Available records:
------
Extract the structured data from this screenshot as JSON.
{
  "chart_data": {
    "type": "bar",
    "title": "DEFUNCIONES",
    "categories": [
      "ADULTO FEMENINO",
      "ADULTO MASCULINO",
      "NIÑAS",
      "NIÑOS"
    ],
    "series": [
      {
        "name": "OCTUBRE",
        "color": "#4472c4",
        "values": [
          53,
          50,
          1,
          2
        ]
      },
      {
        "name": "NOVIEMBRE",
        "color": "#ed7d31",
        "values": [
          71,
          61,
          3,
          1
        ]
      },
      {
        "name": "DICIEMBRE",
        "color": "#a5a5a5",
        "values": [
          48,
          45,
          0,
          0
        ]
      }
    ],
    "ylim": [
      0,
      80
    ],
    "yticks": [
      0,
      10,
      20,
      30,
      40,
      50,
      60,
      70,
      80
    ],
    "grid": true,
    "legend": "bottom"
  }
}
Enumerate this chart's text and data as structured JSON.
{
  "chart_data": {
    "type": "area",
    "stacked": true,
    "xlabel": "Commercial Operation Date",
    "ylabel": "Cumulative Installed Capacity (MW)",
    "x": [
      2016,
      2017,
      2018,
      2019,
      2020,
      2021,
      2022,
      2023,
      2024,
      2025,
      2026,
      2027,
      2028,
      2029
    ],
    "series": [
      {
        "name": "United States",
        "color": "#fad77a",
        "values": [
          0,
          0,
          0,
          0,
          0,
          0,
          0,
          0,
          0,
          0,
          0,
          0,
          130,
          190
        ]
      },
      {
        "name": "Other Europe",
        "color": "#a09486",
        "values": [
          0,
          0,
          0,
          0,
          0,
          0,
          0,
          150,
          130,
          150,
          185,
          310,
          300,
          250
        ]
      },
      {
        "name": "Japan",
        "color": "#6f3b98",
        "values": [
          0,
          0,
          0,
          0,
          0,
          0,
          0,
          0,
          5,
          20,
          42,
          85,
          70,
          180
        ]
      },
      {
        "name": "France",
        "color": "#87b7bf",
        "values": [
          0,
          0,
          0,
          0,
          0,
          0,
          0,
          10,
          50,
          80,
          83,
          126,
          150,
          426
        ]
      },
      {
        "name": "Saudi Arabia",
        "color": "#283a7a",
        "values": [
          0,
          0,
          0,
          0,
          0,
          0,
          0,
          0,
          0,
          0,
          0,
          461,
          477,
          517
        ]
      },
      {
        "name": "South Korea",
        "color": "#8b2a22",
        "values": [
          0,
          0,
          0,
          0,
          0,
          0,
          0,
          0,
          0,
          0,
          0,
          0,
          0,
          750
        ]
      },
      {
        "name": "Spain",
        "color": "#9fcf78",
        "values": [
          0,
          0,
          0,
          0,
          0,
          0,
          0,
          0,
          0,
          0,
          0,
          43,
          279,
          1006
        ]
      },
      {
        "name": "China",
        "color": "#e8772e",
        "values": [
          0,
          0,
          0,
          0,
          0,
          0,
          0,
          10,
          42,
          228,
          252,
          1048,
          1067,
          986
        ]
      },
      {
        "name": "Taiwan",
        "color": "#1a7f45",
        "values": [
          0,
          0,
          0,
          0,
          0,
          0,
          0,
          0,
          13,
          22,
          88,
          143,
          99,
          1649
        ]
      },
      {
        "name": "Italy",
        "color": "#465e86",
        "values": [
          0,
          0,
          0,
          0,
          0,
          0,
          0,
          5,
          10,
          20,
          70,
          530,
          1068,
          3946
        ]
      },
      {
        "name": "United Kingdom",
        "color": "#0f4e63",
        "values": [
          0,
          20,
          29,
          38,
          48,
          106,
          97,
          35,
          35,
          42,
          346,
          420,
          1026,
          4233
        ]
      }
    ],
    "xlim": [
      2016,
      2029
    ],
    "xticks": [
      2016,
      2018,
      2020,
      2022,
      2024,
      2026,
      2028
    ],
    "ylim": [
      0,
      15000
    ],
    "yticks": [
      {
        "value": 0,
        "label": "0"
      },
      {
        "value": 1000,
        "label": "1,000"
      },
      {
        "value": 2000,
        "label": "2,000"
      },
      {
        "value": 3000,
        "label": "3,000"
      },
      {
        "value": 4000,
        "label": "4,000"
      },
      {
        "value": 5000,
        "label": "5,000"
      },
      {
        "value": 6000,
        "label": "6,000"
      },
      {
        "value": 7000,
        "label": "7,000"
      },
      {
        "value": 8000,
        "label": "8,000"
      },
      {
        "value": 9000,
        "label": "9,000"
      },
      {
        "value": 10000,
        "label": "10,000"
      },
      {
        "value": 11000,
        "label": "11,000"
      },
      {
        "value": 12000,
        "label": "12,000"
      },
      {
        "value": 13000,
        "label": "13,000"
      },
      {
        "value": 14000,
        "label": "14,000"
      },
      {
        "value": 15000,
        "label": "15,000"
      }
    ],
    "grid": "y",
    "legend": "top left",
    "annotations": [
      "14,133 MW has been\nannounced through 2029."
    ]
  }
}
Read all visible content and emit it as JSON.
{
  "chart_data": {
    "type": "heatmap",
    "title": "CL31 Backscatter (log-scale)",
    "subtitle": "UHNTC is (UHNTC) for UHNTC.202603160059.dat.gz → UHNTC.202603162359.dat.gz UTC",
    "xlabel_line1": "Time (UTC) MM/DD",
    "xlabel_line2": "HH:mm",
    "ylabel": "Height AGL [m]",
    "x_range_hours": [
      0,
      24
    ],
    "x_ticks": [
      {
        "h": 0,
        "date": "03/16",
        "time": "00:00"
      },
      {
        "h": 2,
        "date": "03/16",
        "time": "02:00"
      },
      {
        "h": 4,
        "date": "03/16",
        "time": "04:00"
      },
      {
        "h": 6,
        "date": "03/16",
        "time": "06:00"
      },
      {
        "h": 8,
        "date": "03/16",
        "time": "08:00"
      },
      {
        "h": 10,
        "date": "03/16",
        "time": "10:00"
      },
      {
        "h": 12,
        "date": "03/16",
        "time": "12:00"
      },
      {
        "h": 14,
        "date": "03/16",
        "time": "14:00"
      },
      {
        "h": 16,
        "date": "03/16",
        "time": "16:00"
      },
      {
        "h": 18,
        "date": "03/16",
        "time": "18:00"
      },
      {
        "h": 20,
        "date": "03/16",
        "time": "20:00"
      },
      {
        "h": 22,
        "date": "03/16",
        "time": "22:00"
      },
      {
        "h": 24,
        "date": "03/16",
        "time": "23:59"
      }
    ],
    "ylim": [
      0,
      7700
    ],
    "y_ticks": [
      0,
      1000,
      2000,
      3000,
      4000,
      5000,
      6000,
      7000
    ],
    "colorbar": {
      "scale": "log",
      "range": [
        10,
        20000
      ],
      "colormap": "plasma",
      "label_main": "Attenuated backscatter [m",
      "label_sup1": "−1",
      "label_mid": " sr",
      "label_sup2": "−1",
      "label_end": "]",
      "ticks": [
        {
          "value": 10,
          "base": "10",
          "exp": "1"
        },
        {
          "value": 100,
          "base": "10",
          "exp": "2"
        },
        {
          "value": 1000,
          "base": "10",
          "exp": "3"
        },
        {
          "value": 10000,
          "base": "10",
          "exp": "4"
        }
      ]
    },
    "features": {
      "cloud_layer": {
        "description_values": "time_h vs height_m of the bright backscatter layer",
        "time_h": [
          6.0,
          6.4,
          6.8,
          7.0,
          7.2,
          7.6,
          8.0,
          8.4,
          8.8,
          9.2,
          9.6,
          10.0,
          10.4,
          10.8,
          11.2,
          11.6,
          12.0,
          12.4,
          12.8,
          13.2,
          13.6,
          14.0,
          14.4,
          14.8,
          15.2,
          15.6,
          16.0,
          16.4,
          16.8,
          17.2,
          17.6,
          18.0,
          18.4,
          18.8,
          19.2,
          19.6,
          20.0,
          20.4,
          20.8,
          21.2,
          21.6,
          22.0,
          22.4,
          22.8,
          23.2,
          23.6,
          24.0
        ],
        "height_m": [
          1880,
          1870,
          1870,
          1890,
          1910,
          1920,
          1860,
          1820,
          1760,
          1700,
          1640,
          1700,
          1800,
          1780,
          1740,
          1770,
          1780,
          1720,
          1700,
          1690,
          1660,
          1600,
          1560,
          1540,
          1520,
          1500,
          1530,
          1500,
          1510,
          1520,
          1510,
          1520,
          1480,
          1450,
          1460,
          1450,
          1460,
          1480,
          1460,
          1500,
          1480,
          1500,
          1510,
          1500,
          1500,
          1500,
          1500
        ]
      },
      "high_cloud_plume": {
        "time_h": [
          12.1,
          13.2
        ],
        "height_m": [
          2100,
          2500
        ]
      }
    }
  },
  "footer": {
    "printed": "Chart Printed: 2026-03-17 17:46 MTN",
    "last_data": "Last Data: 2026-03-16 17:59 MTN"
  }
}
------
Brief: Scan the lines above for "structured", then copy every one that has it.

Solved problem:
Extract the structured data from this screenshot as JSON.
Enumerate this chart's text and data as structured JSON.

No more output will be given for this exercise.